Task prompt: Please transcribe each of the lines below word for word, leaving out the pictures.
Start of Records for this exercise
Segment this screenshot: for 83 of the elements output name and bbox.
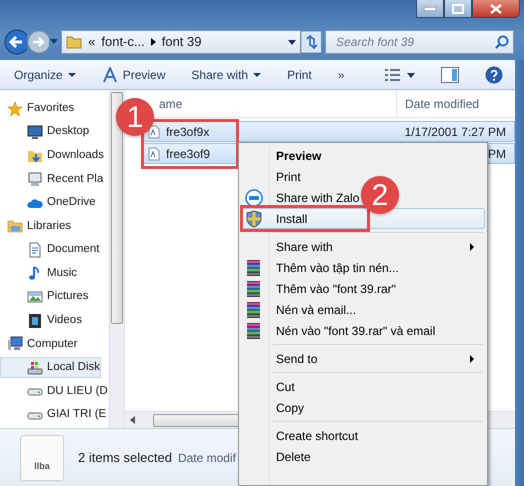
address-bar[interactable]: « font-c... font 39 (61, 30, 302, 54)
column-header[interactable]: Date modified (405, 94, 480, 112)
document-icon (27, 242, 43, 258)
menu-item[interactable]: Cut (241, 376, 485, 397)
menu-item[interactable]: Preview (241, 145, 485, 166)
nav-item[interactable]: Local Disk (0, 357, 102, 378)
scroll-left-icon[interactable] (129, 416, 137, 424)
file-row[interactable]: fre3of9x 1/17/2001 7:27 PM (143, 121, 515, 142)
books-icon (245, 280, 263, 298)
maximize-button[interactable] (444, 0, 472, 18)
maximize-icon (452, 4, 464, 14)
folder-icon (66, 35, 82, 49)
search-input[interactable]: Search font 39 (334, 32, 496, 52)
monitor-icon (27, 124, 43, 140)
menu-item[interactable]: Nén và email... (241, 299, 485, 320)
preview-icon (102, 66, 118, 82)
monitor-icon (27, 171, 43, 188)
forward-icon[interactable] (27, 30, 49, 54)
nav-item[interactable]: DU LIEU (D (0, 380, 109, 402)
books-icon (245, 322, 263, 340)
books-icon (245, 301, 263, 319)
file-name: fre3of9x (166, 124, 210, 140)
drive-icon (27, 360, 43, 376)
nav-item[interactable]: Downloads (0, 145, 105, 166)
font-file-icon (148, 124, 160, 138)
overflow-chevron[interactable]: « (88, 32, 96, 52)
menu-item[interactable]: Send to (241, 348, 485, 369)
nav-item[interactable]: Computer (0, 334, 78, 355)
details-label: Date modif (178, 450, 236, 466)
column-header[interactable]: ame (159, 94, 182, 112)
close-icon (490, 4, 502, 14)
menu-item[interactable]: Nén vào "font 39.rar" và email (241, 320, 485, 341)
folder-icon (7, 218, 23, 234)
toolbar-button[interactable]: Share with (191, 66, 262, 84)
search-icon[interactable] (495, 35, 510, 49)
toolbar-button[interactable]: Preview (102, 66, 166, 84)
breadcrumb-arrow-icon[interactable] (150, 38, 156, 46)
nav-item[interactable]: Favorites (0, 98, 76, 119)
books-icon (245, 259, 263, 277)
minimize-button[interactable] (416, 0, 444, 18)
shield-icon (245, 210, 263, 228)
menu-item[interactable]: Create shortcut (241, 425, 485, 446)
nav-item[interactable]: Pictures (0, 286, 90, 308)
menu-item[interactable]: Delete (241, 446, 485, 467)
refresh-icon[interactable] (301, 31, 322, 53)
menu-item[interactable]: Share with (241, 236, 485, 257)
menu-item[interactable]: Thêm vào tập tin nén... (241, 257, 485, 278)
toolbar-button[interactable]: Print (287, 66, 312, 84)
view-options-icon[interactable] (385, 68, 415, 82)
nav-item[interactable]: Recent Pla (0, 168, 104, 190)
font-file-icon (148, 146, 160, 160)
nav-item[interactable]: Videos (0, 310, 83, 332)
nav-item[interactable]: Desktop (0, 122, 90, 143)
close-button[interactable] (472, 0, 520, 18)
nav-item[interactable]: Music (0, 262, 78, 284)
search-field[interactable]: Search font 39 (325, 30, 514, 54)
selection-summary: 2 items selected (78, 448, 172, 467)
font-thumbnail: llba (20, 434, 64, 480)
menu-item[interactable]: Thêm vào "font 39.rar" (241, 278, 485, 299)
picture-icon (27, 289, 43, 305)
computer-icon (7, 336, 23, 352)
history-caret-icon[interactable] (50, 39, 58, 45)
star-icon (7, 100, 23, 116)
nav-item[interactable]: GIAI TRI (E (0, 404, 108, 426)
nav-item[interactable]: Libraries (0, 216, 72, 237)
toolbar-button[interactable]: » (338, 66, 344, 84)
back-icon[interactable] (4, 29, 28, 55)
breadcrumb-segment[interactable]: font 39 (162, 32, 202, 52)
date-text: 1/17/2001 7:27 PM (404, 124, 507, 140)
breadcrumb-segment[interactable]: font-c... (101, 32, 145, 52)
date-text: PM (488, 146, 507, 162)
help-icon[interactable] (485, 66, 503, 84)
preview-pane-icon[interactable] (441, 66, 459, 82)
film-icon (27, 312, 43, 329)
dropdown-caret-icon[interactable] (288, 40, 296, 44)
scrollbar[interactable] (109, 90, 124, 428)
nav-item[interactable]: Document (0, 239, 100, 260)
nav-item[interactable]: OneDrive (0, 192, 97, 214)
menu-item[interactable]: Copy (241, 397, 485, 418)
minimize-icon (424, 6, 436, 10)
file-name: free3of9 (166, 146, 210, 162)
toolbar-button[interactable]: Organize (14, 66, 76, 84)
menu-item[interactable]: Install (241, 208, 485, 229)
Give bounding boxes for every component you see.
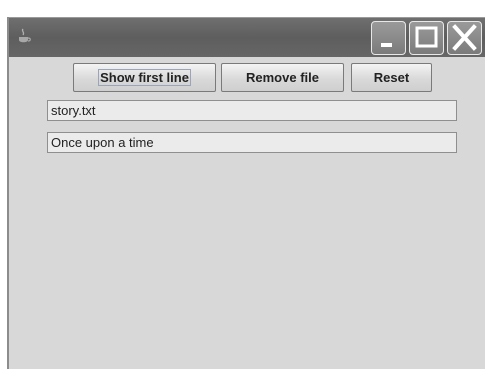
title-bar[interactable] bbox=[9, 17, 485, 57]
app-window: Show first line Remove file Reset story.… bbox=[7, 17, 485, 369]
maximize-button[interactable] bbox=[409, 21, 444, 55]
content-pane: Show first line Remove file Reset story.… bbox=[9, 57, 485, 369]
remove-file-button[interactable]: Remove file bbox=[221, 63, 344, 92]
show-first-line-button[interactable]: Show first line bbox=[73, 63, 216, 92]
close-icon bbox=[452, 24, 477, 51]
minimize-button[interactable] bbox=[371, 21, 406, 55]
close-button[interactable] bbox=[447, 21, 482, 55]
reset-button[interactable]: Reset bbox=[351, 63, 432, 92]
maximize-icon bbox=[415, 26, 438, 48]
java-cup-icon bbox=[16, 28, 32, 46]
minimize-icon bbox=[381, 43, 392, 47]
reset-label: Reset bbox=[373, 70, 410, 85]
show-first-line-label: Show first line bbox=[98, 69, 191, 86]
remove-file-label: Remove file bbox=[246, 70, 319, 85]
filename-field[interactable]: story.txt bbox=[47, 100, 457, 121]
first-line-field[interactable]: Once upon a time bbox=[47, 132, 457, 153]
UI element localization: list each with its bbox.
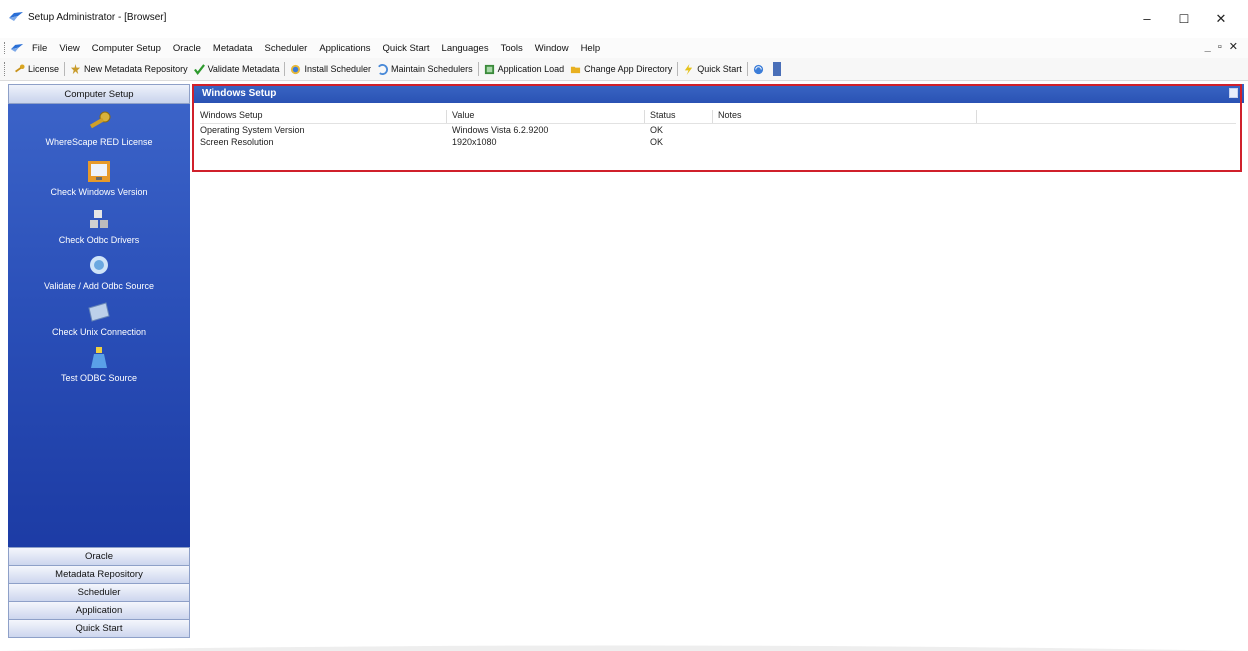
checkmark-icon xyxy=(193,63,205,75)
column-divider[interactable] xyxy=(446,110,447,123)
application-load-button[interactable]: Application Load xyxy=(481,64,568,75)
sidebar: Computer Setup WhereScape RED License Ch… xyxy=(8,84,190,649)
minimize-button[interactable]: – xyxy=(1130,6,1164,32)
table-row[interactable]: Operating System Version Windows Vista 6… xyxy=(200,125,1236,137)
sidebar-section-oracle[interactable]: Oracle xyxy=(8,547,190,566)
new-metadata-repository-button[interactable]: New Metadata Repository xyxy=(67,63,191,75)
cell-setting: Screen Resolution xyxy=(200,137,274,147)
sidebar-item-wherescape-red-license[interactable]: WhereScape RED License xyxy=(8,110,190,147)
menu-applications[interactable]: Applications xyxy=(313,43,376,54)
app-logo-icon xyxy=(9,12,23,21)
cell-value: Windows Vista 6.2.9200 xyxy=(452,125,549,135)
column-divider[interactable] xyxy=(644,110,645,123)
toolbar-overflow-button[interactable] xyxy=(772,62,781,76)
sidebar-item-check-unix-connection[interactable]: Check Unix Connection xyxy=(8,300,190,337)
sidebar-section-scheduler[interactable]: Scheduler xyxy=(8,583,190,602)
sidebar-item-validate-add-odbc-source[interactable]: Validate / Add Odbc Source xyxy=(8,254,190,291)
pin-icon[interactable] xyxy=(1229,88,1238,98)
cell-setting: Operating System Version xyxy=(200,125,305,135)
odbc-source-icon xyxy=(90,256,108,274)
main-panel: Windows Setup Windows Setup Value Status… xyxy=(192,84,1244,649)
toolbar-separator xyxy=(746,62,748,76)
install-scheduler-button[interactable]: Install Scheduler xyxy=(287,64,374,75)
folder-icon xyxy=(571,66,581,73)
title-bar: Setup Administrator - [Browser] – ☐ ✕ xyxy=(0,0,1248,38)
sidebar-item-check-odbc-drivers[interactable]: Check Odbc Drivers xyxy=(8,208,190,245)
End of Records for this exercise
Finished exercise:
Segment this screenshot: for 83 of the elements output name and bbox.
address-bar[interactable]: « font-c... font 39 (61, 30, 302, 54)
column-header[interactable]: Date modified (405, 94, 480, 112)
document-icon (27, 242, 43, 258)
menu-item[interactable]: Cut (241, 376, 485, 397)
menu-item[interactable]: Preview (241, 145, 485, 166)
nav-item[interactable]: Local Disk (0, 357, 102, 378)
scroll-left-icon[interactable] (129, 416, 137, 424)
file-row[interactable]: fre3of9x 1/17/2001 7:27 PM (143, 121, 515, 142)
books-icon (245, 280, 263, 298)
maximize-button[interactable] (444, 0, 472, 18)
maximize-icon (452, 4, 464, 14)
folder-icon (66, 35, 82, 49)
search-input[interactable]: Search font 39 (334, 32, 496, 52)
monitor-icon (27, 124, 43, 140)
menu-item[interactable]: Nén và email... (241, 299, 485, 320)
preview-icon (102, 66, 118, 82)
monitor-icon (27, 171, 43, 188)
forward-icon[interactable] (27, 30, 49, 54)
nav-item[interactable]: DU LIEU (D (0, 380, 109, 402)
books-icon (245, 322, 263, 340)
books-icon (245, 301, 263, 319)
file-name: fre3of9x (166, 124, 210, 140)
drive-icon (27, 360, 43, 376)
nav-item[interactable]: Downloads (0, 145, 105, 166)
font-file-icon (148, 124, 160, 138)
overflow-chevron[interactable]: « (88, 32, 96, 52)
menu-item[interactable]: Send to (241, 348, 485, 369)
nav-item[interactable]: Computer (0, 334, 78, 355)
details-label: Date modif (178, 450, 236, 466)
column-header[interactable]: ame (159, 94, 182, 112)
close-icon (490, 4, 502, 14)
menu-item[interactable]: Nén vào "font 39.rar" và email (241, 320, 485, 341)
folder-icon (7, 218, 23, 234)
toolbar-button[interactable]: Share with (191, 66, 262, 84)
search-icon[interactable] (495, 35, 510, 49)
toolbar-button[interactable]: Preview (102, 66, 166, 84)
breadcrumb-arrow-icon[interactable] (150, 38, 156, 46)
nav-item[interactable]: Favorites (0, 98, 76, 119)
books-icon (245, 259, 263, 277)
minimize-button[interactable] (416, 0, 444, 18)
shield-icon (245, 210, 263, 228)
menu-item[interactable]: Create shortcut (241, 425, 485, 446)
nav-item[interactable]: Pictures (0, 286, 90, 308)
menu-item[interactable]: Delete (241, 446, 485, 467)
refresh-icon[interactable] (301, 31, 322, 53)
menu-item[interactable]: Share with (241, 236, 485, 257)
menu-item[interactable]: Thêm vào tập tin nén... (241, 257, 485, 278)
toolbar-button[interactable]: Print (287, 66, 312, 84)
view-options-icon[interactable] (385, 68, 415, 82)
nav-item[interactable]: Recent Pla (0, 168, 104, 190)
font-file-icon (148, 146, 160, 160)
nav-item[interactable]: Videos (0, 310, 83, 332)
nav-item[interactable]: Desktop (0, 122, 90, 143)
close-button[interactable] (472, 0, 520, 18)
nav-item[interactable]: Music (0, 262, 78, 284)
search-field[interactable]: Search font 39 (325, 30, 514, 54)
selection-summary: 2 items selected (78, 448, 172, 467)
font-thumbnail: llba (20, 434, 64, 480)
menu-item[interactable]: Thêm vào "font 39.rar" (241, 278, 485, 299)
picture-icon (27, 289, 43, 305)
computer-icon (7, 336, 23, 352)
history-caret-icon[interactable] (50, 39, 58, 45)
star-icon (7, 100, 23, 116)
nav-item[interactable]: GIAI TRI (E (0, 404, 108, 426)
nav-item[interactable]: Libraries (0, 216, 72, 237)
toolbar-button[interactable]: » (338, 66, 344, 84)
back-icon[interactable] (4, 29, 28, 55)
breadcrumb-segment[interactable]: font 39 (162, 32, 202, 52)
date-text: 1/17/2001 7:27 PM (404, 124, 507, 140)
breadcrumb-segment[interactable]: font-c... (101, 32, 145, 52)
date-text: PM (488, 146, 507, 162)
help-icon[interactable] (485, 66, 503, 84)
preview-pane-icon[interactable] (441, 66, 459, 82)
film-icon (27, 312, 43, 329)
dropdown-caret-icon[interactable] (288, 40, 296, 44)
scrollbar[interactable] (109, 90, 124, 428)
nav-item[interactable]: Document (0, 239, 100, 260)
nav-item[interactable]: OneDrive (0, 192, 97, 214)
menu-item[interactable]: Copy (241, 397, 485, 418)
minimize-icon (424, 6, 436, 10)
file-name: free3of9 (166, 146, 210, 162)
toolbar-button[interactable]: Organize (14, 66, 76, 84)
menu-item[interactable]: Install (241, 208, 485, 229)
Give bounding boxes for every component you see.
title-bar[interactable] bbox=[9, 17, 485, 57]
app-window: Show first line Remove file Reset story.… bbox=[7, 17, 485, 369]
maximize-button[interactable] bbox=[409, 21, 444, 55]
content-pane: Show first line Remove file Reset story.… bbox=[9, 57, 485, 369]
remove-file-button[interactable]: Remove file bbox=[221, 63, 344, 92]
show-first-line-button[interactable]: Show first line bbox=[73, 63, 216, 92]
close-icon bbox=[452, 24, 477, 51]
minimize-button[interactable] bbox=[371, 21, 406, 55]
close-button[interactable] bbox=[447, 21, 482, 55]
reset-button[interactable]: Reset bbox=[351, 63, 432, 92]
maximize-icon bbox=[415, 26, 438, 48]
java-cup-icon bbox=[16, 28, 32, 46]
minimize-icon bbox=[381, 43, 392, 47]
reset-label: Reset bbox=[373, 70, 410, 85]
show-first-line-label: Show first line bbox=[98, 69, 191, 86]
remove-file-label: Remove file bbox=[246, 70, 319, 85]
filename-field[interactable]: story.txt bbox=[47, 100, 457, 121]
first-line-field[interactable]: Once upon a time bbox=[47, 132, 457, 153]
UI element localization: list each with its bbox.
checkmark-icon xyxy=(193,63,205,75)
column-divider[interactable] xyxy=(446,110,447,123)
application-load-button[interactable]: Application Load xyxy=(481,64,568,75)
sidebar: Computer Setup WhereScape RED License Ch… xyxy=(8,84,190,649)
minimize-button[interactable]: – xyxy=(1130,6,1164,32)
table-row[interactable]: Operating System Version Windows Vista 6… xyxy=(200,125,1236,137)
sidebar-section-oracle[interactable]: Oracle xyxy=(8,547,190,566)
new-metadata-repository-button[interactable]: New Metadata Repository xyxy=(67,63,191,75)
cell-setting: Screen Resolution xyxy=(200,137,274,147)
sidebar-item-wherescape-red-license[interactable]: WhereScape RED License xyxy=(8,110,190,147)
menu-applications[interactable]: Applications xyxy=(313,43,376,54)
app-logo-icon xyxy=(9,12,23,21)
cell-value: Windows Vista 6.2.9200 xyxy=(452,125,549,135)
column-divider[interactable] xyxy=(644,110,645,123)
toolbar-overflow-button[interactable] xyxy=(772,62,781,76)
sidebar-item-check-unix-connection[interactable]: Check Unix Connection xyxy=(8,300,190,337)
sidebar-section-scheduler[interactable]: Scheduler xyxy=(8,583,190,602)
sidebar-item-validate-add-odbc-source[interactable]: Validate / Add Odbc Source xyxy=(8,254,190,291)
pin-icon[interactable] xyxy=(1229,88,1238,98)
cell-setting: Operating System Version xyxy=(200,125,305,135)
odbc-source-icon xyxy=(90,256,108,274)
main-panel: Windows Setup Windows Setup Value Status… xyxy=(192,84,1244,649)
toolbar-separator xyxy=(746,62,748,76)
install-scheduler-button[interactable]: Install Scheduler xyxy=(287,64,374,75)
folder-icon xyxy=(571,66,581,73)
title-bar: Setup Administrator - [Browser] – ☐ ✕ xyxy=(0,0,1248,38)
sidebar-item-check-odbc-drivers[interactable]: Check Odbc Drivers xyxy=(8,208,190,245)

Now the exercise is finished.